[START]

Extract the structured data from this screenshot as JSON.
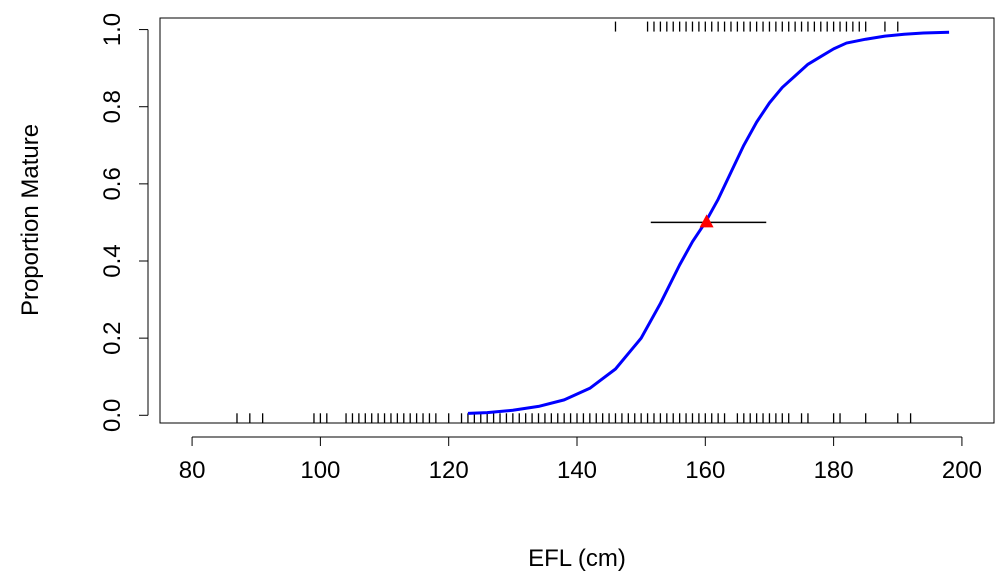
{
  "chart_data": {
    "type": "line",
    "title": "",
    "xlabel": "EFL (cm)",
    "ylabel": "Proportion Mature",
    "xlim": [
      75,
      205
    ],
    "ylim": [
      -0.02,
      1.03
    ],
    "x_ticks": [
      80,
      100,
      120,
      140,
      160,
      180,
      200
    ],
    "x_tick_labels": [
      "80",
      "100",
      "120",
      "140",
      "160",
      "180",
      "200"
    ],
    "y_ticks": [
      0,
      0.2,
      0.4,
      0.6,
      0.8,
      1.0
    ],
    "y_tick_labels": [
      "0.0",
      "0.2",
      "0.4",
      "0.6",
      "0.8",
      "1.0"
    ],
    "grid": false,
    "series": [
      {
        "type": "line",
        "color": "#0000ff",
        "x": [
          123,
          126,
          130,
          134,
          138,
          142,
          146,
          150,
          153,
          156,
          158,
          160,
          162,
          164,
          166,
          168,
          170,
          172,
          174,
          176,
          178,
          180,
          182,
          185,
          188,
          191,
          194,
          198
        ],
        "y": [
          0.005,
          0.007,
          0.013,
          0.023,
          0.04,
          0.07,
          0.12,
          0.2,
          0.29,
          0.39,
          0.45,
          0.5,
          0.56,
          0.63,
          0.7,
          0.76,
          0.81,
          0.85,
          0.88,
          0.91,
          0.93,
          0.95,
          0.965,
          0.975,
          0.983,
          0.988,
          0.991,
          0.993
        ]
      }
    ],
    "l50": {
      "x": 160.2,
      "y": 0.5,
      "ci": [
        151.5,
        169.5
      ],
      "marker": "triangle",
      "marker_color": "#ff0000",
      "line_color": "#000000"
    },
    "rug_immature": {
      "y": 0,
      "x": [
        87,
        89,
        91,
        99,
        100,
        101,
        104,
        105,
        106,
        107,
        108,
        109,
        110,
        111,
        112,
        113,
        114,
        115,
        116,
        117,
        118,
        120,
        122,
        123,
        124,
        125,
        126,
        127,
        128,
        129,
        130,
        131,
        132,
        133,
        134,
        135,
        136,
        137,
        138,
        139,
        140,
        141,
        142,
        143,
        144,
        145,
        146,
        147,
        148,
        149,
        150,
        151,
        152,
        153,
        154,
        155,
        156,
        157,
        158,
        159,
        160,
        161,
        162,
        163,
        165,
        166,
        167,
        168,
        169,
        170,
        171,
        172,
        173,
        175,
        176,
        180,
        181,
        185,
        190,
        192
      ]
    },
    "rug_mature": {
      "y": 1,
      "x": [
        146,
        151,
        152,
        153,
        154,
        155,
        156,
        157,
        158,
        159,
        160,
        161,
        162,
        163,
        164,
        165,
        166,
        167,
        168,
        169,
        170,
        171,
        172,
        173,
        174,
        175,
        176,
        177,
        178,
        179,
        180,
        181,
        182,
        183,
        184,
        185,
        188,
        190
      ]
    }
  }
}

[END]

**Given exercise:**
Make a word-for-word copy of the entries, without any pictures.

**Problem solution:**
Extract the structured data from this screenshot as JSON.
{
  "chart_data": {
    "type": "line",
    "title": "",
    "xlabel": "EFL (cm)",
    "ylabel": "Proportion Mature",
    "xlim": [
      75,
      205
    ],
    "ylim": [
      -0.02,
      1.03
    ],
    "x_ticks": [
      80,
      100,
      120,
      140,
      160,
      180,
      200
    ],
    "x_tick_labels": [
      "80",
      "100",
      "120",
      "140",
      "160",
      "180",
      "200"
    ],
    "y_ticks": [
      0,
      0.2,
      0.4,
      0.6,
      0.8,
      1.0
    ],
    "y_tick_labels": [
      "0.0",
      "0.2",
      "0.4",
      "0.6",
      "0.8",
      "1.0"
    ],
    "grid": false,
    "series": [
      {
        "type": "line",
        "color": "#0000ff",
        "x": [
          123,
          126,
          130,
          134,
          138,
          142,
          146,
          150,
          153,
          156,
          158,
          160,
          162,
          164,
          166,
          168,
          170,
          172,
          174,
          176,
          178,
          180,
          182,
          185,
          188,
          191,
          194,
          198
        ],
        "y": [
          0.005,
          0.007,
          0.013,
          0.023,
          0.04,
          0.07,
          0.12,
          0.2,
          0.29,
          0.39,
          0.45,
          0.5,
          0.56,
          0.63,
          0.7,
          0.76,
          0.81,
          0.85,
          0.88,
          0.91,
          0.93,
          0.95,
          0.965,
          0.975,
          0.983,
          0.988,
          0.991,
          0.993
        ]
      }
    ],
    "l50": {
      "x": 160.2,
      "y": 0.5,
      "ci": [
        151.5,
        169.5
      ],
      "marker": "triangle",
      "marker_color": "#ff0000",
      "line_color": "#000000"
    },
    "rug_immature": {
      "y": 0,
      "x": [
        87,
        89,
        91,
        99,
        100,
        101,
        104,
        105,
        106,
        107,
        108,
        109,
        110,
        111,
        112,
        113,
        114,
        115,
        116,
        117,
        118,
        120,
        122,
        123,
        124,
        125,
        126,
        127,
        128,
        129,
        130,
        131,
        132,
        133,
        134,
        135,
        136,
        137,
        138,
        139,
        140,
        141,
        142,
        143,
        144,
        145,
        146,
        147,
        148,
        149,
        150,
        151,
        152,
        153,
        154,
        155,
        156,
        157,
        158,
        159,
        160,
        161,
        162,
        163,
        165,
        166,
        167,
        168,
        169,
        170,
        171,
        172,
        173,
        175,
        176,
        180,
        181,
        185,
        190,
        192
      ]
    },
    "rug_mature": {
      "y": 1,
      "x": [
        146,
        151,
        152,
        153,
        154,
        155,
        156,
        157,
        158,
        159,
        160,
        161,
        162,
        163,
        164,
        165,
        166,
        167,
        168,
        169,
        170,
        171,
        172,
        173,
        174,
        175,
        176,
        177,
        178,
        179,
        180,
        181,
        182,
        183,
        184,
        185,
        188,
        190
      ]
    }
  }
}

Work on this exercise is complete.